- **Task requirements**
Please repeat all of the listing exactly.

- **Excerpted records**
• • •

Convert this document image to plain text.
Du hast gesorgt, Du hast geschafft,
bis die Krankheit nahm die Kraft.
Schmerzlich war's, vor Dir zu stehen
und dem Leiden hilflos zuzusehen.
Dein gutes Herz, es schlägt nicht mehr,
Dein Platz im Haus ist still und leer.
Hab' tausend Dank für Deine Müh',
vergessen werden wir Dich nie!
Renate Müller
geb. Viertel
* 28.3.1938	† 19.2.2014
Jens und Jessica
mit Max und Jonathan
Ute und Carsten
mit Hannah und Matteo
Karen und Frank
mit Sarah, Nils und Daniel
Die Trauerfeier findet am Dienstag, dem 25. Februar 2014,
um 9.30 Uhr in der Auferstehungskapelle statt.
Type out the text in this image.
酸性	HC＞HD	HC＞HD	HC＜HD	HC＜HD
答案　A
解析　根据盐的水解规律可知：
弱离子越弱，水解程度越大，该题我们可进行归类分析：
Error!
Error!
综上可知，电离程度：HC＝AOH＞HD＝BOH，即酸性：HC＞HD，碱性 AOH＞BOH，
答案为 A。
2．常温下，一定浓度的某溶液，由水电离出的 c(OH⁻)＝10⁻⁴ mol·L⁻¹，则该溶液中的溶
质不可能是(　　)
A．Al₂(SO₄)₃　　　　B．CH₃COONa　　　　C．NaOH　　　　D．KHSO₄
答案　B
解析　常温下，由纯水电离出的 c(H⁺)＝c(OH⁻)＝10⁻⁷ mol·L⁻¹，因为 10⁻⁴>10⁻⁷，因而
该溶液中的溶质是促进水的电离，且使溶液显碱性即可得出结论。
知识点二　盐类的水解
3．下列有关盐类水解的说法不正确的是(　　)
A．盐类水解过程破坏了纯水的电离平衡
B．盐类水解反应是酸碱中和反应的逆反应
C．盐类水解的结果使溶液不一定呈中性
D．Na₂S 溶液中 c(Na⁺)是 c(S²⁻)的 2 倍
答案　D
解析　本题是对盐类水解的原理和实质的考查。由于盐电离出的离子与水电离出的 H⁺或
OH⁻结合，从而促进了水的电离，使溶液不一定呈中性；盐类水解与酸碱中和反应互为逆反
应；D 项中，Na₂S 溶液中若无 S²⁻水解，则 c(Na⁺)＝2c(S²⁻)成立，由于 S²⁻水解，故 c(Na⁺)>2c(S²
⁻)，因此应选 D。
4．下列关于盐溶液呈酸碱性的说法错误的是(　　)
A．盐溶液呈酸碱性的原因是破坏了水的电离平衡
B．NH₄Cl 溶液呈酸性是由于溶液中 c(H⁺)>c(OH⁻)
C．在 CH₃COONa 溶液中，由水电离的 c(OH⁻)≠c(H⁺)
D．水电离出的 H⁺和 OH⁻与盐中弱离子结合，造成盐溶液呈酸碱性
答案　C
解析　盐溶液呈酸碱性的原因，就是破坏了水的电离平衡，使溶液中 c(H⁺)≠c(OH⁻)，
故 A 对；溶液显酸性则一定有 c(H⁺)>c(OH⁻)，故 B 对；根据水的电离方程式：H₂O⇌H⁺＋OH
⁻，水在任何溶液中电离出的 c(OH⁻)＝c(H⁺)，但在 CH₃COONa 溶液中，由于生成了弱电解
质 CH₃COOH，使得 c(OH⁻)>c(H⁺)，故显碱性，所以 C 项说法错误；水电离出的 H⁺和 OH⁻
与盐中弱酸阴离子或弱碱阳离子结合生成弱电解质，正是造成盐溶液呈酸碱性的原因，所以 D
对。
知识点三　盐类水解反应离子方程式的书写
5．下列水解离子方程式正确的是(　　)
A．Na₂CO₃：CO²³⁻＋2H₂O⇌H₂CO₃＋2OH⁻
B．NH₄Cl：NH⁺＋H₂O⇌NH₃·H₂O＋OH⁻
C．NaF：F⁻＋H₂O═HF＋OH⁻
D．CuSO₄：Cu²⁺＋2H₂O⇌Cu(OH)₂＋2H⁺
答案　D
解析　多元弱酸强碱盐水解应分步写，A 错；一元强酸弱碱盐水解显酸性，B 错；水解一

• • •

- **Task response**
Convert this document image to plain text.
Du hast gesorgt, Du hast geschafft,
bis die Krankheit nahm die Kraft.
Schmerzlich war's, vor Dir zu stehen
und dem Leiden hilflos zuzusehen.
Dein gutes Herz, es schlägt nicht mehr,
Dein Platz im Haus ist still und leer.
Hab' tausend Dank für Deine Müh',
vergessen werden wir Dich nie!
Renate Müller
geb. Viertel
* 28.3.1938	† 19.2.2014
Jens und Jessica
mit Max und Jonathan
Ute und Carsten
mit Hannah und Matteo
Karen und Frank
mit Sarah, Nils und Daniel
Die Trauerfeier findet am Dienstag, dem 25. Februar 2014,
um 9.30 Uhr in der Auferstehungskapelle statt.
Type out the text in this image.
酸性	HC＞HD	HC＞HD	HC＜HD	HC＜HD
答案　A
解析　根据盐的水解规律可知：
弱离子越弱，水解程度越大，该题我们可进行归类分析：
Error!
Error!
综上可知，电离程度：HC＝AOH＞HD＝BOH，即酸性：HC＞HD，碱性 AOH＞BOH，
答案为 A。
2．常温下，一定浓度的某溶液，由水电离出的 c(OH⁻)＝10⁻⁴ mol·L⁻¹，则该溶液中的溶
质不可能是(　　)
A．Al₂(SO₄)₃　　　　B．CH₃COONa　　　　C．NaOH　　　　D．KHSO₄
答案　B
解析　常温下，由纯水电离出的 c(H⁺)＝c(OH⁻)＝10⁻⁷ mol·L⁻¹，因为 10⁻⁴>10⁻⁷，因而
该溶液中的溶质是促进水的电离，且使溶液显碱性即可得出结论。
知识点二　盐类的水解
3．下列有关盐类水解的说法不正确的是(　　)
A．盐类水解过程破坏了纯水的电离平衡
B．盐类水解反应是酸碱中和反应的逆反应
C．盐类水解的结果使溶液不一定呈中性
D．Na₂S 溶液中 c(Na⁺)是 c(S²⁻)的 2 倍
答案　D
解析　本题是对盐类水解的原理和实质的考查。由于盐电离出的离子与水电离出的 H⁺或
OH⁻结合，从而促进了水的电离，使溶液不一定呈中性；盐类水解与酸碱中和反应互为逆反
应；D 项中，Na₂S 溶液中若无 S²⁻水解，则 c(Na⁺)＝2c(S²⁻)成立，由于 S²⁻水解，故 c(Na⁺)>2c(S²
⁻)，因此应选 D。
4．下列关于盐溶液呈酸碱性的说法错误的是(　　)
A．盐溶液呈酸碱性的原因是破坏了水的电离平衡
B．NH₄Cl 溶液呈酸性是由于溶液中 c(H⁺)>c(OH⁻)
C．在 CH₃COONa 溶液中，由水电离的 c(OH⁻)≠c(H⁺)
D．水电离出的 H⁺和 OH⁻与盐中弱离子结合，造成盐溶液呈酸碱性
答案　C
解析　盐溶液呈酸碱性的原因，就是破坏了水的电离平衡，使溶液中 c(H⁺)≠c(OH⁻)，
故 A 对；溶液显酸性则一定有 c(H⁺)>c(OH⁻)，故 B 对；根据水的电离方程式：H₂O⇌H⁺＋OH
⁻，水在任何溶液中电离出的 c(OH⁻)＝c(H⁺)，但在 CH₃COONa 溶液中，由于生成了弱电解
质 CH₃COOH，使得 c(OH⁻)>c(H⁺)，故显碱性，所以 C 项说法错误；水电离出的 H⁺和 OH⁻
与盐中弱酸阴离子或弱碱阳离子结合生成弱电解质，正是造成盐溶液呈酸碱性的原因，所以 D
对。
知识点三　盐类水解反应离子方程式的书写
5．下列水解离子方程式正确的是(　　)
A．Na₂CO₃：CO²³⁻＋2H₂O⇌H₂CO₃＋2OH⁻
B．NH₄Cl：NH⁺＋H₂O⇌NH₃·H₂O＋OH⁻
C．NaF：F⁻＋H₂O═HF＋OH⁻
D．CuSO₄：Cu²⁺＋2H₂O⇌Cu(OH)₂＋2H⁺
答案　D
解析　多元弱酸强碱盐水解应分步写，A 错；一元强酸弱碱盐水解显酸性，B 错；水解一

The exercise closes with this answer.